Tarefas do exercício ::
[a] Responda, com base no texto apresentado, a cada questão numa linha própria:
(i) Quantas naves compõem o espaço descrito?
(ii) Que largura tem a nave central?
(iii) Durante quantos dias decorre o processo de iluminação espiritual descrito nas "Bodas Químicas"?
[b] Conte as linhas dos registos em que surge a palavra "especially" e indique apenas esse número.

Texto apresentado ::
_____

O Mar de Bronze (ou Mar Fundido) do antigo Templo de Mistérios Atlantes, onde se dispunha de água magnetizada como veiculo para auxílio o povo (1Rs 7, 23-36), transformou-se no baptisterium, isto é, num espaço reservado dentro do templo para a pia baptismal [MH. IAM. 1999,  pp. 25-28;  MH, MAÇONARIA E CATOLICISMO, 1997, p. 11.]

À nossa frente estende-se todo um espaço majestoso composto por 3 naves: uma, central, de rara elegância, e duas laterais, mais estreitas.

O comprimento total, interior, é de 70 metros [Nota: Túlio Espanca, Évora, Livraria Nazareth; 1959, p. 21]. A nave central tem 19 (9+1=10) metros de altura, 6 metros de largura e 7 tramos. As naves laterais são mais estreitas: têm 4 metros de largura, com 9,40 metros de altura. O comprimento de cada uma das 3 naves é de 41 (4+1=5) metros, este comprimento é superior ao de qualquer outra catedral portuguesa.

O número sete simboliza o movimento da vida, no espaço e no tempo, serve também como chave para interpretar o Apocalipse, de S. João, que nos diz assim: [O sete] “Era também o número de suprema importância para os sistemas religiosos e iniciáticos de todas as civilizações anteriores a Jesus, de origem mesopotâmica, egípcia, grega, celta e romana”. [Nota: Tim Wallace-Murphy, Cracking the Symbol Code - The Heretical Message Within Church and Renaissance Art; Watkins Publishing, 2005, pp. 86 ss.]. Também nas “Bodas Químicas” de Christian Rosenkreutz, um dos três manifestos rosacrucianos (1616), está descrito, em linguagem alquímica, o processo de iluminação espiritual no decorrer de um período de sete dias. [Nota. Bernard Gorceix, La Bible des Rose-Croix, p. 119 ss; Presses Universitaires de France, 1970].

_____

Registos fornecidos ::

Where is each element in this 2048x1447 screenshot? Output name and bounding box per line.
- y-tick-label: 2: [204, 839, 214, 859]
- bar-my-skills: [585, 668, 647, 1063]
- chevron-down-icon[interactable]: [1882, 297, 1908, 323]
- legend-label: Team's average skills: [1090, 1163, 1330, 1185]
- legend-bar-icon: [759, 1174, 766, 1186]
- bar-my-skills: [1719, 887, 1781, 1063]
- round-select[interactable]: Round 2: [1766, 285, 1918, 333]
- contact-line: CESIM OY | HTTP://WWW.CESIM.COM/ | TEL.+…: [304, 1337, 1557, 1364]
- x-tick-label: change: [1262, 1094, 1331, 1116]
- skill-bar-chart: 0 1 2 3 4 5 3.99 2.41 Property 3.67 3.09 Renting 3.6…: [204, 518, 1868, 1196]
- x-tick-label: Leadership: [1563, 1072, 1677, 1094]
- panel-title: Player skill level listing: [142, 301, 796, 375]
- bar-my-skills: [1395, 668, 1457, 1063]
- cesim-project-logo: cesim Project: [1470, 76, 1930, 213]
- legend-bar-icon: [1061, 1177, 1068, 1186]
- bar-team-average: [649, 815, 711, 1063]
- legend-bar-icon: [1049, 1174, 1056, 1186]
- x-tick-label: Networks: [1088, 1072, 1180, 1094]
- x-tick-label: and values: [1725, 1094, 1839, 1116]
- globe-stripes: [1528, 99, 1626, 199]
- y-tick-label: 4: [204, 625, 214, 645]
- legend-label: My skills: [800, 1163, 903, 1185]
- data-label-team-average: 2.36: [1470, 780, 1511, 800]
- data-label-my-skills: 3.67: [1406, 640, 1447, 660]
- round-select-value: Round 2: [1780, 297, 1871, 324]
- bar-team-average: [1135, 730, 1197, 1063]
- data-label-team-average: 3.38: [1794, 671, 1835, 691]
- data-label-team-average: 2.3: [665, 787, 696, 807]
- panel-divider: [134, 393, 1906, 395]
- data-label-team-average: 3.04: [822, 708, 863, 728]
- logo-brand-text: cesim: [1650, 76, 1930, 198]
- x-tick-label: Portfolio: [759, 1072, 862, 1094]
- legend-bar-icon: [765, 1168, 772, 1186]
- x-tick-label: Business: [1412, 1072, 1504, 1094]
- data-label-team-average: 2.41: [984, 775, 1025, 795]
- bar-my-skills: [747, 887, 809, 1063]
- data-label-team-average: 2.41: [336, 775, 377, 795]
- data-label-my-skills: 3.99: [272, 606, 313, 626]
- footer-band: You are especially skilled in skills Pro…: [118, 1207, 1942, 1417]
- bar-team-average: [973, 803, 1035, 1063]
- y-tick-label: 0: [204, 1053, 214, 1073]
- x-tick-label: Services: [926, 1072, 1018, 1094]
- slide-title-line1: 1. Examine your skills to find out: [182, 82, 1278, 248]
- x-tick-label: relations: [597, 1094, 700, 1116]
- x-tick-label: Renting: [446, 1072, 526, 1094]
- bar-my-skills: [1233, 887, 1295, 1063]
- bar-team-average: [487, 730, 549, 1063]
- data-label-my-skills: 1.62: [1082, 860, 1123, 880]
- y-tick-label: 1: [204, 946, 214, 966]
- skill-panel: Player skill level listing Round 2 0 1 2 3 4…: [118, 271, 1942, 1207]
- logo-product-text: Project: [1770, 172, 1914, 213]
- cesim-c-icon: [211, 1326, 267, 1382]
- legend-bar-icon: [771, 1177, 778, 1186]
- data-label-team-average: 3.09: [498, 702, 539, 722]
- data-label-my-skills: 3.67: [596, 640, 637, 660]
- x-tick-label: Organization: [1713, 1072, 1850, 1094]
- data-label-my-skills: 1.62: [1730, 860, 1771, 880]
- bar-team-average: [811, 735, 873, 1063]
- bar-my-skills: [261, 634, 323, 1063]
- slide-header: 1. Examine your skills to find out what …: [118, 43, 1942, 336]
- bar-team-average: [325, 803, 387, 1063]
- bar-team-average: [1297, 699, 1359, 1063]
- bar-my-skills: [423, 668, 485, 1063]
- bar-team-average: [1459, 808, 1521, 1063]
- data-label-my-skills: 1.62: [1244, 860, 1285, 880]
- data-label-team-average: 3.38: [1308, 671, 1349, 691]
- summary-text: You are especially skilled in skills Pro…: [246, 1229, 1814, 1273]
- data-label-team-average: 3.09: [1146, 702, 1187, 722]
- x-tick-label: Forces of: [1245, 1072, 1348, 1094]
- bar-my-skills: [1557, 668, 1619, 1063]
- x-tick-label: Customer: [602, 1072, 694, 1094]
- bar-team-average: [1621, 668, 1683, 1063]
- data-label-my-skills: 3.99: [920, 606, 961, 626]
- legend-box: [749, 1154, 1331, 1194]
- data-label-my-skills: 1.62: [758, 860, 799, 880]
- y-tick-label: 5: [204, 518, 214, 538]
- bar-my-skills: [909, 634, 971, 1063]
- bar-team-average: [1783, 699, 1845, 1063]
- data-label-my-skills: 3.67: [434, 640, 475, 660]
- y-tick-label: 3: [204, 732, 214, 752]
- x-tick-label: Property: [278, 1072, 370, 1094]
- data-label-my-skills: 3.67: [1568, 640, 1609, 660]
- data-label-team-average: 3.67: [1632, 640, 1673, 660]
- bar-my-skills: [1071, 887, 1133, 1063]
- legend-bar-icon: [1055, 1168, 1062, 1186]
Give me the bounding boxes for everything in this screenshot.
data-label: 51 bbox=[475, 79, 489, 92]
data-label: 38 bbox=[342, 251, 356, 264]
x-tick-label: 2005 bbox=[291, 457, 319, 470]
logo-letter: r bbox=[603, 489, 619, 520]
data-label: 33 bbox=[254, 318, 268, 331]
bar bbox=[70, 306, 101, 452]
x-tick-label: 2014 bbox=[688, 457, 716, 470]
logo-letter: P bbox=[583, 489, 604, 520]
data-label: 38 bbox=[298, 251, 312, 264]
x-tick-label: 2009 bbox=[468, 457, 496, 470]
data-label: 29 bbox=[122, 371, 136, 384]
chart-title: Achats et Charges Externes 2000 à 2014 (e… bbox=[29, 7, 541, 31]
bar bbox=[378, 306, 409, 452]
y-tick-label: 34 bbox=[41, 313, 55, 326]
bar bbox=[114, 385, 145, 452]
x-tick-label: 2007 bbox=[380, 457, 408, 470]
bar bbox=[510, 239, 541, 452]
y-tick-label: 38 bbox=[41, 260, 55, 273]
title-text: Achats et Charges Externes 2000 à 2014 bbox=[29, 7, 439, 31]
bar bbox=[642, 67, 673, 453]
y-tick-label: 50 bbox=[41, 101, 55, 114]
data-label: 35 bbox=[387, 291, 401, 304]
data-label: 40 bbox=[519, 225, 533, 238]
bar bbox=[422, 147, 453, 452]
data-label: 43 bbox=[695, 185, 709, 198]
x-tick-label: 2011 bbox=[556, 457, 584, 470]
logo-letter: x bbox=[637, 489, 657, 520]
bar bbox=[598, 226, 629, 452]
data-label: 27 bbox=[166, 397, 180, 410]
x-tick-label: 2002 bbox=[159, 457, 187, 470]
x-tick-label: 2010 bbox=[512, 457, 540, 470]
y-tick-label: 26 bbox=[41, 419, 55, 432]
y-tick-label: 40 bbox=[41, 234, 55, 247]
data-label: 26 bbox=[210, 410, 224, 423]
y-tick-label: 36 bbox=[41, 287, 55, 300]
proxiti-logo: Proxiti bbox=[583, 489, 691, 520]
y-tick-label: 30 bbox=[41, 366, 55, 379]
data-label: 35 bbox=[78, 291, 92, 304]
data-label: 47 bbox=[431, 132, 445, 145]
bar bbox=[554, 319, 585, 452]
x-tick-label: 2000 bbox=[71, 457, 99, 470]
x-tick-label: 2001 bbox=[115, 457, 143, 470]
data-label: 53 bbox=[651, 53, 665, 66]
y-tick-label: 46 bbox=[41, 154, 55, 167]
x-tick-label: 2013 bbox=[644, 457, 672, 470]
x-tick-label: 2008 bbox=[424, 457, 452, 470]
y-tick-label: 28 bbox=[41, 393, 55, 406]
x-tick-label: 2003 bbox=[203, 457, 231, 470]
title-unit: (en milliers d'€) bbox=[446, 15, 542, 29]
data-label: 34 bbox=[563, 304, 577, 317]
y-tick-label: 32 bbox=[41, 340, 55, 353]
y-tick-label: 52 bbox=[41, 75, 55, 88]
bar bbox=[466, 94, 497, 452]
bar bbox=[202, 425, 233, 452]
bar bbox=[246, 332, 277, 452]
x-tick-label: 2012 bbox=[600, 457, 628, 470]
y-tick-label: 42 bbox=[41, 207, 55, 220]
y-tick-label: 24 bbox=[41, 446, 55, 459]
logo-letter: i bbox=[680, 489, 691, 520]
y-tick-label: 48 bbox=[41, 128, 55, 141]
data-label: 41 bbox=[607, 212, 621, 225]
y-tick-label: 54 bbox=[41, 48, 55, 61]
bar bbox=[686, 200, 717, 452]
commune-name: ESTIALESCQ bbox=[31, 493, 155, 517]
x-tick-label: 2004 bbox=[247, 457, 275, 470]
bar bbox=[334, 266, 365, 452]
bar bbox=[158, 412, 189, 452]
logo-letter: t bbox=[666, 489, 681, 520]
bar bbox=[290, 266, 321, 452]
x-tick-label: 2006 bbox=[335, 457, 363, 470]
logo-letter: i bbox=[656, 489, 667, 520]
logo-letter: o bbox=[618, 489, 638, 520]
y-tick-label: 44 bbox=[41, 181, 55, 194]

_____

Resultados ::
[a]
(i) 3 naves.
(ii) 6 metros.
(iii) Sete dias.

[b] 2